• [WRITTEN INSTRUCTION] Copy every line of the following data that includes the string "而造成的问题".

[start]

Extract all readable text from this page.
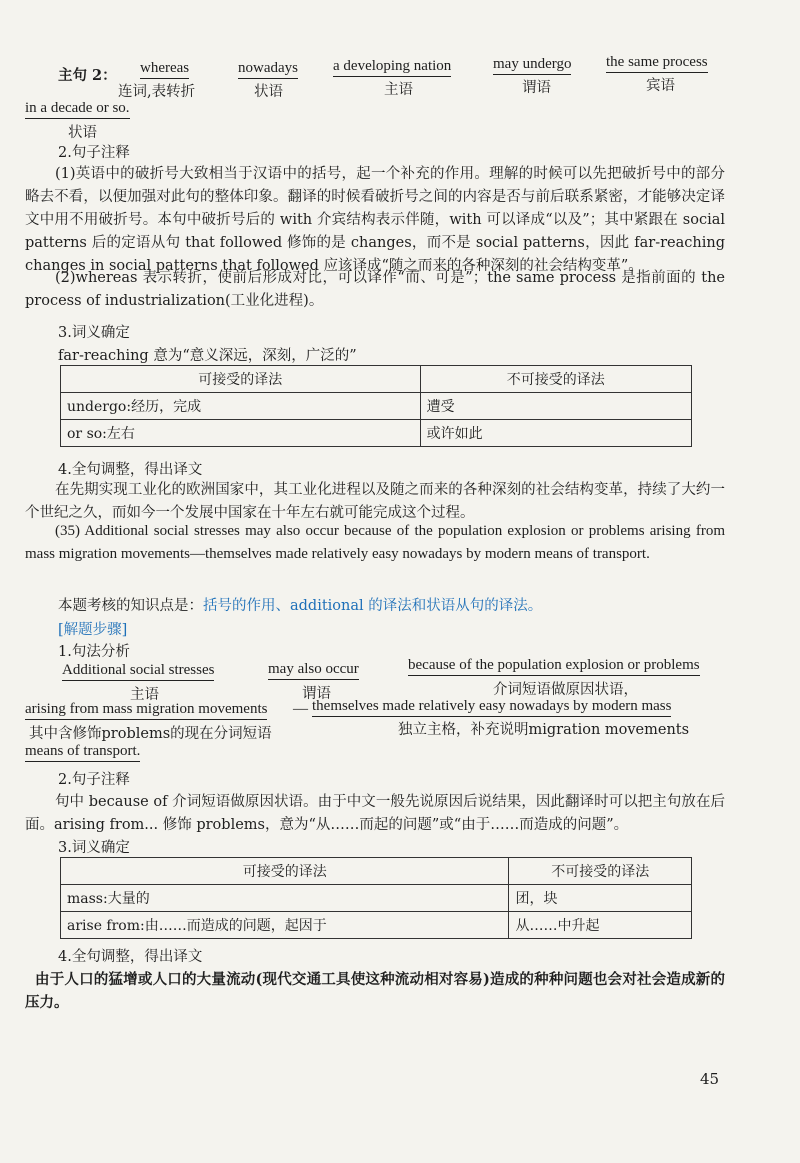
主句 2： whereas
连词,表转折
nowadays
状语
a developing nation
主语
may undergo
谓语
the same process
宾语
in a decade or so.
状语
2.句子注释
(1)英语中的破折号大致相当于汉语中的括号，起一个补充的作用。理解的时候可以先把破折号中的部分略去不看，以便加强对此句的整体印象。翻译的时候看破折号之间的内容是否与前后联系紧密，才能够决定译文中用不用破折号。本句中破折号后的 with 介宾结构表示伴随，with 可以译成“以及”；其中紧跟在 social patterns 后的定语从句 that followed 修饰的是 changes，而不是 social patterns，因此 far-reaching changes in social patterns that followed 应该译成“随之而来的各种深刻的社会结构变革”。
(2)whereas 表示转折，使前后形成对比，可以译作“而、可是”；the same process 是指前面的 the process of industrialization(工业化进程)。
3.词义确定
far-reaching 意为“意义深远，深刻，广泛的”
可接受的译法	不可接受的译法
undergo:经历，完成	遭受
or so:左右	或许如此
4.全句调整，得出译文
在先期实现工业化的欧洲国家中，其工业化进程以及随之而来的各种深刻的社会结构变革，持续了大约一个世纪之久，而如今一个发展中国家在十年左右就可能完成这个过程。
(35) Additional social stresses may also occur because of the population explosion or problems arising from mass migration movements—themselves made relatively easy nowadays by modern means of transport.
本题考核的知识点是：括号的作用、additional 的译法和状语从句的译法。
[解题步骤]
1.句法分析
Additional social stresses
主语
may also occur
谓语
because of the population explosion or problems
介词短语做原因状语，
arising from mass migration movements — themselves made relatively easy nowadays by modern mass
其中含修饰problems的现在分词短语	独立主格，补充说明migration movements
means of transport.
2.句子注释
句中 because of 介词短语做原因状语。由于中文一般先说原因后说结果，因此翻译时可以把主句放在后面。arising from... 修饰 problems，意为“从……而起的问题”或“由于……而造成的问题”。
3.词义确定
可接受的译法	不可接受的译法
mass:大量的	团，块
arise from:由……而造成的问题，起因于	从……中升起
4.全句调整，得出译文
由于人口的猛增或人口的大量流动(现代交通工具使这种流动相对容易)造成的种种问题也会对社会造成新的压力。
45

[end]
[start]

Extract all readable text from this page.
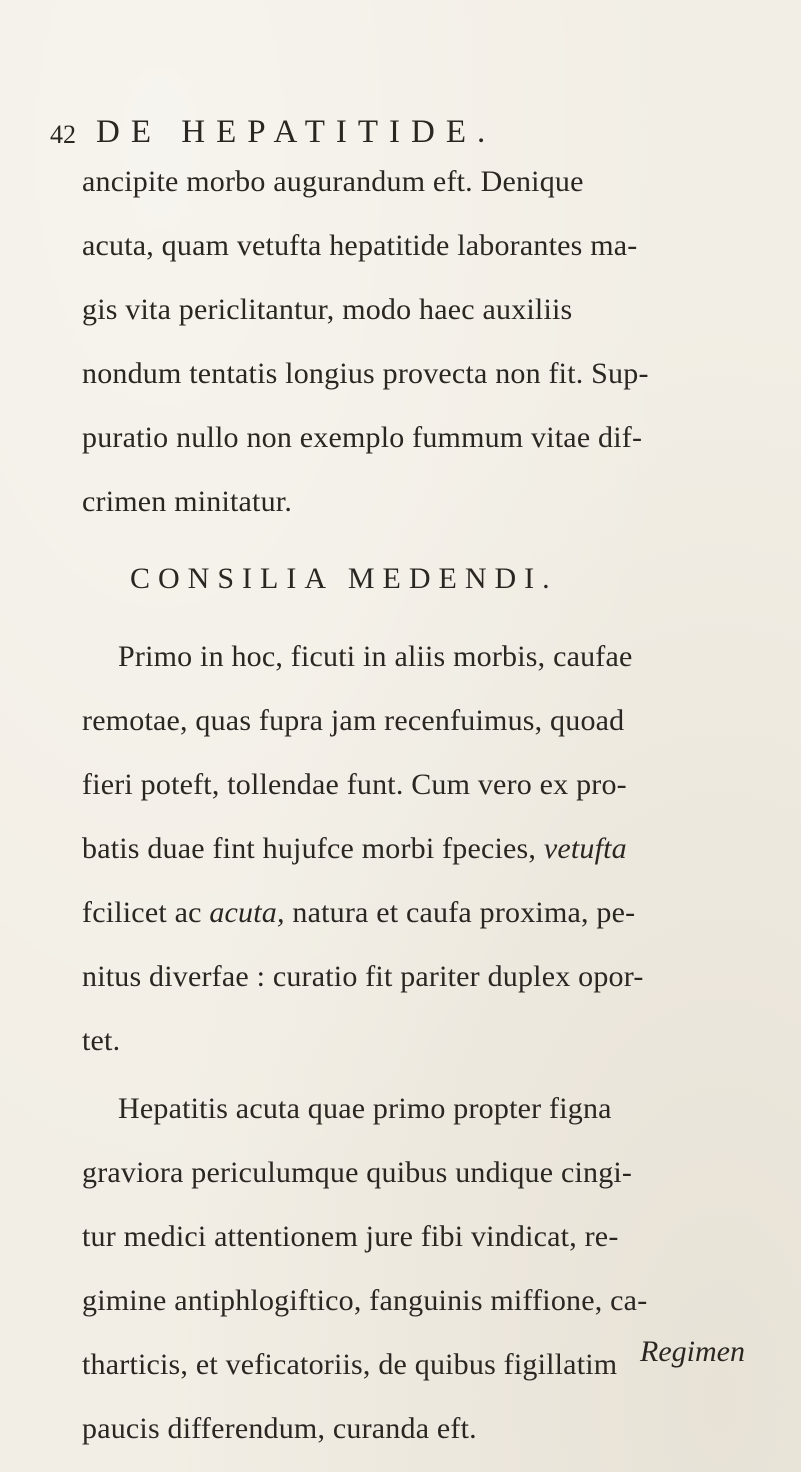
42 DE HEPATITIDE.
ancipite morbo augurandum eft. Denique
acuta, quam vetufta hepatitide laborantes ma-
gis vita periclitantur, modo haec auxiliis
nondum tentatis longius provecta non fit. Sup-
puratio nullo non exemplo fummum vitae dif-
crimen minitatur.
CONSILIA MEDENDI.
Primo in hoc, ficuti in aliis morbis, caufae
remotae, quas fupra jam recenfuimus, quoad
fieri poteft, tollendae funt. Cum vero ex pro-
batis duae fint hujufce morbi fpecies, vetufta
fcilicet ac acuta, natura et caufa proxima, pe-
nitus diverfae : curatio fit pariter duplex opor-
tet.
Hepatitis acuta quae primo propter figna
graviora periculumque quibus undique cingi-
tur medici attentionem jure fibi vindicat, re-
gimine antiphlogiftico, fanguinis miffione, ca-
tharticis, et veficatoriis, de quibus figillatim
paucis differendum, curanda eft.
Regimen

[end]

• [ANSWER TO THIS PROBLEM]
句中 because of 介词短语做原因状语。由于中文一般先说原因后说结果，因此翻译时可以把主句放在后面。arising from... 修饰 problems，意为“从……而起的问题”或“由于……而造成的问题”。
arise from:由……而造成的问题，起因于	从……中升起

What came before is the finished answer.